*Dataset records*
— begin —
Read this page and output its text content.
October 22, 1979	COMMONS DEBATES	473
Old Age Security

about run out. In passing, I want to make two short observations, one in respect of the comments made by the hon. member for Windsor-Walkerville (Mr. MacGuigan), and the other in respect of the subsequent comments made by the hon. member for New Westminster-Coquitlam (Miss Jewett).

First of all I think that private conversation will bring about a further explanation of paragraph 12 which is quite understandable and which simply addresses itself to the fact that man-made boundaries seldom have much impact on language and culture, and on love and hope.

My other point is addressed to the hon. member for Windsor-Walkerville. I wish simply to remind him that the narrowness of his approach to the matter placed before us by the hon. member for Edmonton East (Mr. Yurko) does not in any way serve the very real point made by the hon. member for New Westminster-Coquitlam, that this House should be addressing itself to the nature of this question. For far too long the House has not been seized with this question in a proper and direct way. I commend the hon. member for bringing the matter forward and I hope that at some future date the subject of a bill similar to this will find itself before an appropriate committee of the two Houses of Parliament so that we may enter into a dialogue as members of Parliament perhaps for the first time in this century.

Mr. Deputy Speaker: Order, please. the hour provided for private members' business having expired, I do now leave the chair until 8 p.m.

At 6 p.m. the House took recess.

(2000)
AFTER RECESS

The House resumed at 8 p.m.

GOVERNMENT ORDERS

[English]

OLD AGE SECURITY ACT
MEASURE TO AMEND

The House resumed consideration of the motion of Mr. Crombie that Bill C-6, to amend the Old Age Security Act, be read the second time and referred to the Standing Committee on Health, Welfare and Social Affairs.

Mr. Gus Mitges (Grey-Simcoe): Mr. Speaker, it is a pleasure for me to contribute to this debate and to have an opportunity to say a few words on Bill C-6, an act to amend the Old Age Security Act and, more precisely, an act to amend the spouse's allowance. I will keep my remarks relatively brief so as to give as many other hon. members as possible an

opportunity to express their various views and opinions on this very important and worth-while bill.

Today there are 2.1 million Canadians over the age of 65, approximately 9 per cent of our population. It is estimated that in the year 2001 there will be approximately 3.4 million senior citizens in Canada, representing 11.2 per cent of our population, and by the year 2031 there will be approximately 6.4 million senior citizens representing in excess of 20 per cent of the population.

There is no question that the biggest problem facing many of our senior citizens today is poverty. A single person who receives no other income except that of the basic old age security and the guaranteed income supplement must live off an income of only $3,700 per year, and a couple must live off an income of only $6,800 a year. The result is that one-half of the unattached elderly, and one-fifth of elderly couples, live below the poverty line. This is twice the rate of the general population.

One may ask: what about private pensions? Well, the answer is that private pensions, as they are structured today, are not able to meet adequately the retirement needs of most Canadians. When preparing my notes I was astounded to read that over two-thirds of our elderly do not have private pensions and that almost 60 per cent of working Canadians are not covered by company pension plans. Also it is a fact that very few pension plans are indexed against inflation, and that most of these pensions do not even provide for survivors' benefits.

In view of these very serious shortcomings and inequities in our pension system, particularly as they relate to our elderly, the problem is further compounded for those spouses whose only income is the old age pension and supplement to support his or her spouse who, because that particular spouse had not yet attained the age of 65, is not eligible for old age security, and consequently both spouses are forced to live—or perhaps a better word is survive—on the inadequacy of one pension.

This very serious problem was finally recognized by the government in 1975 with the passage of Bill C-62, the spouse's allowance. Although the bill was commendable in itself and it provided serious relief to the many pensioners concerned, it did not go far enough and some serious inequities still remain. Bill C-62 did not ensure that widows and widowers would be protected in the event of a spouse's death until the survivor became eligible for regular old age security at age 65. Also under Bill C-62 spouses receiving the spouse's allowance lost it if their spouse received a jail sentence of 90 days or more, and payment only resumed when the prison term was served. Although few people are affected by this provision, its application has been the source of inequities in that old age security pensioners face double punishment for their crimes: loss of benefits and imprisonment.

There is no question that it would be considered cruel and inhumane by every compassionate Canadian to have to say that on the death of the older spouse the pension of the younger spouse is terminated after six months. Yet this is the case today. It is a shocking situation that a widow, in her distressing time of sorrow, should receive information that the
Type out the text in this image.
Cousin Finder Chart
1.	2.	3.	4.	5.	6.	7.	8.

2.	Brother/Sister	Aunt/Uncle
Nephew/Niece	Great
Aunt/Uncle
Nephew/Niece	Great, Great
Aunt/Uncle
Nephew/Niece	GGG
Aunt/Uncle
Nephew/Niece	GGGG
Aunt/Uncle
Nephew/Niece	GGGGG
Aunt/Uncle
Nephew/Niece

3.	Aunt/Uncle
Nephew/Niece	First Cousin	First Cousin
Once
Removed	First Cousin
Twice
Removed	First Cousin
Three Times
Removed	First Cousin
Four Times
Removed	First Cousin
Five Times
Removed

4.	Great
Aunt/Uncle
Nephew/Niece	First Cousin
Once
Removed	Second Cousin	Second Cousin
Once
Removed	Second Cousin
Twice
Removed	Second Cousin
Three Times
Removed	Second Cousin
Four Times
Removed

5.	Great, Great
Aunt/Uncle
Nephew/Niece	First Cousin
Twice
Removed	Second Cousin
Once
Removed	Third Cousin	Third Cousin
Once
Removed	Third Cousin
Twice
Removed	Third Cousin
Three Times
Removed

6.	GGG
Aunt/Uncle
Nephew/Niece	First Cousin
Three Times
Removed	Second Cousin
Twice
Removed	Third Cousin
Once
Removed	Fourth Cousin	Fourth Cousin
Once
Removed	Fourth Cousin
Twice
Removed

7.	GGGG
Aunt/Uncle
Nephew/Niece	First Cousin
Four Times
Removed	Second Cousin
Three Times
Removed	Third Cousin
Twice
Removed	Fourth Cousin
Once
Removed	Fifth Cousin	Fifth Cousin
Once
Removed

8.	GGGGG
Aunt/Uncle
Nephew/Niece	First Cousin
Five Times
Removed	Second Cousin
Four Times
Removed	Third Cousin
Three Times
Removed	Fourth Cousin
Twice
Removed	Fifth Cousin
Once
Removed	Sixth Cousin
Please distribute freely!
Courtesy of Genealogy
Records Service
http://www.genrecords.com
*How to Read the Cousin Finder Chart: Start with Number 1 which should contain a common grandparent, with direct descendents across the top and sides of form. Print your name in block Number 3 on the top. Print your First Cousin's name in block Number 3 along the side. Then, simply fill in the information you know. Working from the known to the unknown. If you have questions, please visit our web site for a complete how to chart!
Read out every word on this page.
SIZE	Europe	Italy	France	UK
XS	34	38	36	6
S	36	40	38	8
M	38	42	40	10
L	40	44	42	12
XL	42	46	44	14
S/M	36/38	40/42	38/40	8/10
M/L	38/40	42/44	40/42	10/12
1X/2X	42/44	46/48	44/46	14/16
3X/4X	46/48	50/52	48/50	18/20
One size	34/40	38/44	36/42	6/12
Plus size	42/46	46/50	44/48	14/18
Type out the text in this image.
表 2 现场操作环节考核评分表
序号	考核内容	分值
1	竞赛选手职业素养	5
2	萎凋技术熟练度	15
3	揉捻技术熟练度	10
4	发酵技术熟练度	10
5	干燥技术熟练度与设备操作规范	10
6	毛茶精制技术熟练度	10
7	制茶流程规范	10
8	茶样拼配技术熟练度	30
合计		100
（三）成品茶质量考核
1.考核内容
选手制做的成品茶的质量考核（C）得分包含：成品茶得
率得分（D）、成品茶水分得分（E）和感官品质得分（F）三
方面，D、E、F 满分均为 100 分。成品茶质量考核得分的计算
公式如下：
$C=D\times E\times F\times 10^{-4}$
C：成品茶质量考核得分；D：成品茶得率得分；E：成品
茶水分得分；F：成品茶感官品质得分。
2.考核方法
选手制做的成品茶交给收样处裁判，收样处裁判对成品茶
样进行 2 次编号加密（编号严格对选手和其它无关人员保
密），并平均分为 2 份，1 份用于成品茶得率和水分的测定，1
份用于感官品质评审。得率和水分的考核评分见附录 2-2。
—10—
— end —
*Directions*
Pull out all lines containing "members".

*Answer to this task*
My other point is addressed to the hon. member for Windsor-Walkerville. I wish simply to remind him that the narrowness of his approach to the matter placed before us by the hon. member for Edmonton East (Mr. Yurko) does not in any way serve the very real point made by the hon. member for New Westminster-Coquitlam, that this House should be addressing itself to the nature of this question. For far too long the House has not been seized with this question in a proper and direct way. I commend the hon. member for bringing the matter forward and I hope that at some future date the subject of a bill similar to this will find itself before an appropriate committee of the two Houses of Parliament so that we may enter into a dialogue as members of Parliament perhaps for the first time in this century.
Mr. Deputy Speaker: Order, please. the hour provided for private members' business having expired, I do now leave the chair until 8 p.m.
Mr. Gus Mitges (Grey-Simcoe): Mr. Speaker, it is a pleasure for me to contribute to this debate and to have an opportunity to say a few words on Bill C-6, an act to amend the Old Age Security Act and, more precisely, an act to amend the spouse's allowance. I will keep my remarks relatively brief so as to give as many other hon. members as possible an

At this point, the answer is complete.